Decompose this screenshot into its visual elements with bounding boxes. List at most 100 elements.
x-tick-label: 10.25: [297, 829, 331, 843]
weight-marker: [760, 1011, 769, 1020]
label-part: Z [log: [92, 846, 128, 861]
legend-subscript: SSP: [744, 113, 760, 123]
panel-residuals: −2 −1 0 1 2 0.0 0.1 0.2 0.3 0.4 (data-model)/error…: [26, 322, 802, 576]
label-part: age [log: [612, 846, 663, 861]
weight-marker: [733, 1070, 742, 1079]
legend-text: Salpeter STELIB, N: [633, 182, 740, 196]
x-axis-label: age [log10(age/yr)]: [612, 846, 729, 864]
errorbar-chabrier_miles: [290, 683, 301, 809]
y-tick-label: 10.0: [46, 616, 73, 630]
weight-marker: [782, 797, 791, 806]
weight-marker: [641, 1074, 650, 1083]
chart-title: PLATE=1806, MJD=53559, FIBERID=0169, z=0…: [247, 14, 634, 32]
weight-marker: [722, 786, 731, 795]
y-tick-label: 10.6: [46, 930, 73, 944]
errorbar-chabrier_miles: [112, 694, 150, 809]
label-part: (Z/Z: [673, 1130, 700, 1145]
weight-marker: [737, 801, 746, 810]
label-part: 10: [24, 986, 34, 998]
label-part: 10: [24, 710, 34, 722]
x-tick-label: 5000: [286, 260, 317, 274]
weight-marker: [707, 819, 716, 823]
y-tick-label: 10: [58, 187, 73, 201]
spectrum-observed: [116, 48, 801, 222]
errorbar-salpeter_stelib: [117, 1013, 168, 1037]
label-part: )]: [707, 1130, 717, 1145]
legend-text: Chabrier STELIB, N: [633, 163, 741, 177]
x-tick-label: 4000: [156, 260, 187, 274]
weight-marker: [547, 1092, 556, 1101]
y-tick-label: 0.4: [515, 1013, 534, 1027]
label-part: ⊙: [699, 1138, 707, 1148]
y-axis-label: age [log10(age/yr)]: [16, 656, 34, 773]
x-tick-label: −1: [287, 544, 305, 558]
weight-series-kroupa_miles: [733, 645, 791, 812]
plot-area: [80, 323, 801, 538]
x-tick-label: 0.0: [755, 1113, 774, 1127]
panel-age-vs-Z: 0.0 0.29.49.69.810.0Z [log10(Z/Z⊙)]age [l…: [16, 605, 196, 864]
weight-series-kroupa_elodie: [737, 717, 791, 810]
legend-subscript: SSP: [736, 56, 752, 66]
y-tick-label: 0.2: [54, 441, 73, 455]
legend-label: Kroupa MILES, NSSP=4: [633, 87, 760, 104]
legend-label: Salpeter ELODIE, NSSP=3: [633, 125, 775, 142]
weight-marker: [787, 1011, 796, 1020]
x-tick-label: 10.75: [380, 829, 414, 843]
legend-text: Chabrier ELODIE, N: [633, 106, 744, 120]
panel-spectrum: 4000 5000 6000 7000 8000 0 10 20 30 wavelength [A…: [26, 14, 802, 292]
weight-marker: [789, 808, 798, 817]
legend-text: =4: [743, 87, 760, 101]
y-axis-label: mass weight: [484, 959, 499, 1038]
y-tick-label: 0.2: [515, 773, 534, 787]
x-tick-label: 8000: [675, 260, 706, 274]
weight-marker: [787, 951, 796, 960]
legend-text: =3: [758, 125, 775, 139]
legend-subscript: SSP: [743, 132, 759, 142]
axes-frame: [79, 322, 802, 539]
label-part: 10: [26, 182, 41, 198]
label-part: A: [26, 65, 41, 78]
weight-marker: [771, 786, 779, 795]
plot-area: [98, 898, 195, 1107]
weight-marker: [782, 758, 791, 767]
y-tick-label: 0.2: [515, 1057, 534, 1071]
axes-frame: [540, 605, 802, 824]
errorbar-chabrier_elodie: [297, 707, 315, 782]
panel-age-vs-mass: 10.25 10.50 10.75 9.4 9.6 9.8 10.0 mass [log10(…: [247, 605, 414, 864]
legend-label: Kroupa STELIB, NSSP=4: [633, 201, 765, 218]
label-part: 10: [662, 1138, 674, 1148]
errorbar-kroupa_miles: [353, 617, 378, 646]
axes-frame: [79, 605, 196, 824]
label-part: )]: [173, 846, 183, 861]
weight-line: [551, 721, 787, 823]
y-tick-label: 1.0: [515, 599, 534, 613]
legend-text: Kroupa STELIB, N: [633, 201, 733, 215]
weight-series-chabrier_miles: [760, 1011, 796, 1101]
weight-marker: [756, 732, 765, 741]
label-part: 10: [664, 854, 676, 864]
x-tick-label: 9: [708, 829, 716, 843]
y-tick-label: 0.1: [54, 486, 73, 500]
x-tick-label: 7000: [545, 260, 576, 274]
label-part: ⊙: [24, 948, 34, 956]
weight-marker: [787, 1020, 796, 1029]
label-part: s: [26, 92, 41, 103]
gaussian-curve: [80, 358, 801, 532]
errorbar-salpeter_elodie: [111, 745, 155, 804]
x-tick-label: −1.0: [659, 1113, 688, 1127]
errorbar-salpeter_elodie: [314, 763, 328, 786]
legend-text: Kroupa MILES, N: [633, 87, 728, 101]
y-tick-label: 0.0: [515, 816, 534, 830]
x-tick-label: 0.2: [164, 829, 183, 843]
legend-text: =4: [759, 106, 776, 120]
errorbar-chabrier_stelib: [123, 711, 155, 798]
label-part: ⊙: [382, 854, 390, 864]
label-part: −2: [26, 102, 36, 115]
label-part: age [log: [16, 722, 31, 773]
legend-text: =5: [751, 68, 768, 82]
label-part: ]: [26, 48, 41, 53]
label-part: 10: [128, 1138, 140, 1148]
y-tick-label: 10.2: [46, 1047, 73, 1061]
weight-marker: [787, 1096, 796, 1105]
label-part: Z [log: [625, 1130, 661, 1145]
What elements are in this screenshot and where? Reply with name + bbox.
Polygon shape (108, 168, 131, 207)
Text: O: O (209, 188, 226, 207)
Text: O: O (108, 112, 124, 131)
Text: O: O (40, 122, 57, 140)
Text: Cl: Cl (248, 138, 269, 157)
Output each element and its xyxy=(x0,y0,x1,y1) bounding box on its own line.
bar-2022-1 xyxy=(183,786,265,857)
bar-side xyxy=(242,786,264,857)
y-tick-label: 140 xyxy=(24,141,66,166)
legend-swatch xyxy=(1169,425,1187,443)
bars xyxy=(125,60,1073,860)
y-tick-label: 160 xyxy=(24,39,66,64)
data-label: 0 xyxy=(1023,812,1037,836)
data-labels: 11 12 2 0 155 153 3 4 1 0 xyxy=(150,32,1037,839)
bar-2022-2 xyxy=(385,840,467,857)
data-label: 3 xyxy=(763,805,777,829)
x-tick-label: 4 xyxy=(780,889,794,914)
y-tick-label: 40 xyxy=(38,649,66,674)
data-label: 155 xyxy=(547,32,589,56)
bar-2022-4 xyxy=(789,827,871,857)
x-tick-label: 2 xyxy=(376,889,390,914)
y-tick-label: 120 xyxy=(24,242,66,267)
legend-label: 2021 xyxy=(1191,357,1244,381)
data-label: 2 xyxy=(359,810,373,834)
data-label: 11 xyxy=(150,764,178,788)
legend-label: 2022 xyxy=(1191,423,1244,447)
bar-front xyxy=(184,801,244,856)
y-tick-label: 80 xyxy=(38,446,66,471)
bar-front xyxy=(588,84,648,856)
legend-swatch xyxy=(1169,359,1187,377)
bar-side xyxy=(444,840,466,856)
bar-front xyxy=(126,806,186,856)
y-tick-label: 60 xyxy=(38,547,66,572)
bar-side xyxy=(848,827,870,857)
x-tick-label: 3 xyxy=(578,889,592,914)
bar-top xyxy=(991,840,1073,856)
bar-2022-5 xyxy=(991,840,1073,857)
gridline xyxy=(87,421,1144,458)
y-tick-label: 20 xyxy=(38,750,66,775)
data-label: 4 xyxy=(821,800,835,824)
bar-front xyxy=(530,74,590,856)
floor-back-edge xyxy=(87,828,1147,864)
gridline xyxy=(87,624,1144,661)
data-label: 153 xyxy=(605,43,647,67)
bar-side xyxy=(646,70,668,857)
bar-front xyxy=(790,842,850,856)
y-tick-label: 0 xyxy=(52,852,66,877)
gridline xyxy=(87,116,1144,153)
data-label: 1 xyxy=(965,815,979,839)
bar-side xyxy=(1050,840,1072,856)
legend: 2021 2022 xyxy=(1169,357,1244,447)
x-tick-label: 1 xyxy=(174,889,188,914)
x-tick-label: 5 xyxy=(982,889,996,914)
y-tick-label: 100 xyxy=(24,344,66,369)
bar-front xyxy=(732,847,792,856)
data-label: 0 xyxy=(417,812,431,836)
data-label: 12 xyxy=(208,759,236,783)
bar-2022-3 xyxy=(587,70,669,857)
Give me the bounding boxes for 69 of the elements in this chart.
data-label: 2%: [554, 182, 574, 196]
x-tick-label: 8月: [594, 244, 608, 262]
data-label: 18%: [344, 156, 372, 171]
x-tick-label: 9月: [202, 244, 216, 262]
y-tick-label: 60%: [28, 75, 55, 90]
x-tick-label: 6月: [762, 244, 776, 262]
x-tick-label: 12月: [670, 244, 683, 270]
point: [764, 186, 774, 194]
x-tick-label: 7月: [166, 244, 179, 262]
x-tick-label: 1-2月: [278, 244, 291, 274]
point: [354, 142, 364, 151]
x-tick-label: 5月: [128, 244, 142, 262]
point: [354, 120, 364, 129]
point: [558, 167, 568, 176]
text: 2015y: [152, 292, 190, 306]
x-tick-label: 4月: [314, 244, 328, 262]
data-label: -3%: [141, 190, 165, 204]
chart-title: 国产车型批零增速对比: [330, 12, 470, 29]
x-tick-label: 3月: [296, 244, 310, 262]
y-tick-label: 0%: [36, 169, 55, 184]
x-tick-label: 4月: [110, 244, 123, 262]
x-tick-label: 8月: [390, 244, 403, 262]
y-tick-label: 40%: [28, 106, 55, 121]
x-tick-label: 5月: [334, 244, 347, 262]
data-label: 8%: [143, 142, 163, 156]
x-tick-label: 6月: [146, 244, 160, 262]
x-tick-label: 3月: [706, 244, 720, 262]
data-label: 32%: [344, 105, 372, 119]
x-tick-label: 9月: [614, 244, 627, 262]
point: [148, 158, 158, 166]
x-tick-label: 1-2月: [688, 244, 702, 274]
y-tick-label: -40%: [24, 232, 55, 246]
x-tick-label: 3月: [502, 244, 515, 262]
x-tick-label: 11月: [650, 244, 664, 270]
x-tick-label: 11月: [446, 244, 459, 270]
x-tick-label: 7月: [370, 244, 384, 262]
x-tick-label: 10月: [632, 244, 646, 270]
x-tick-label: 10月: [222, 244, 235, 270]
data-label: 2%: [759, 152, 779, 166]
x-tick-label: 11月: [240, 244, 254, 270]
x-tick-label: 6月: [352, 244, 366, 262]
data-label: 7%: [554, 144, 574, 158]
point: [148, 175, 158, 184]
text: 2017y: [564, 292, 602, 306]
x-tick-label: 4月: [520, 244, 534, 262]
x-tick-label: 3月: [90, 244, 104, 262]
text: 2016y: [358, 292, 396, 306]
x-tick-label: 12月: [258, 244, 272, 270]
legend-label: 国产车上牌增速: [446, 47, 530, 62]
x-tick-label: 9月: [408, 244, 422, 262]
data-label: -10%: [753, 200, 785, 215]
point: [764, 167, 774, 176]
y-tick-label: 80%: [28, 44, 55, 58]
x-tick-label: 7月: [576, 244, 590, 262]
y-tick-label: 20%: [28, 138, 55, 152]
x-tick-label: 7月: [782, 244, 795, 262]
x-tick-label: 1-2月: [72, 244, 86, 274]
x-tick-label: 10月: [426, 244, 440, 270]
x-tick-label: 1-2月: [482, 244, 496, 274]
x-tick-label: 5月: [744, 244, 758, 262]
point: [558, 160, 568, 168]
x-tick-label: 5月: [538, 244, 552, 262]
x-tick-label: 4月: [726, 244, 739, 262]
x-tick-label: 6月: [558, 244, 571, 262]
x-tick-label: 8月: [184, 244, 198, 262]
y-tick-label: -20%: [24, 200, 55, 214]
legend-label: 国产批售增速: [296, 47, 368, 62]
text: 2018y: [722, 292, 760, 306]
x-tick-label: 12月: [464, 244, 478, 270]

◆ GIVEN TASK
Could you rewrite the lines above, from the first one through the line containing "weight-marker: [547, 1092, 556, 1101]", changing every "weight-marker" to "weight-dot" and leaving everything else the same?

◆ REPLY
Decompose this screenshot into its visual elements with bounding boxes. List at most 100 elements.
x-tick-label: 10.25: [297, 829, 331, 843]
weight-dot: [760, 1011, 769, 1020]
label-part: Z [log: [92, 846, 128, 861]
legend-subscript: SSP: [744, 113, 760, 123]
panel-residuals: −2 −1 0 1 2 0.0 0.1 0.2 0.3 0.4 (data-model)/error…: [26, 322, 802, 576]
label-part: age [log: [612, 846, 663, 861]
weight-dot: [733, 1070, 742, 1079]
legend-text: Salpeter STELIB, N: [633, 182, 740, 196]
x-axis-label: age [log10(age/yr)]: [612, 846, 729, 864]
errorbar-chabrier_miles: [290, 683, 301, 809]
y-tick-label: 10.0: [46, 616, 73, 630]
weight-dot: [782, 797, 791, 806]
weight-dot: [641, 1074, 650, 1083]
chart-title: PLATE=1806, MJD=53559, FIBERID=0169, z=0…: [247, 14, 634, 32]
weight-dot: [722, 786, 731, 795]
y-tick-label: 10.6: [46, 930, 73, 944]
errorbar-chabrier_miles: [112, 694, 150, 809]
label-part: (Z/Z: [673, 1130, 700, 1145]
weight-dot: [737, 801, 746, 810]
label-part: 10: [24, 986, 34, 998]
label-part: 10: [24, 710, 34, 722]
x-tick-label: 5000: [286, 260, 317, 274]
weight-dot: [707, 819, 716, 823]
y-tick-label: 10: [58, 187, 73, 201]
spectrum-observed: [116, 48, 801, 222]
errorbar-salpeter_stelib: [117, 1013, 168, 1037]
label-part: )]: [707, 1130, 717, 1145]
legend-text: Chabrier STELIB, N: [633, 163, 741, 177]
x-tick-label: 4000: [156, 260, 187, 274]
weight-dot: [547, 1092, 556, 1101]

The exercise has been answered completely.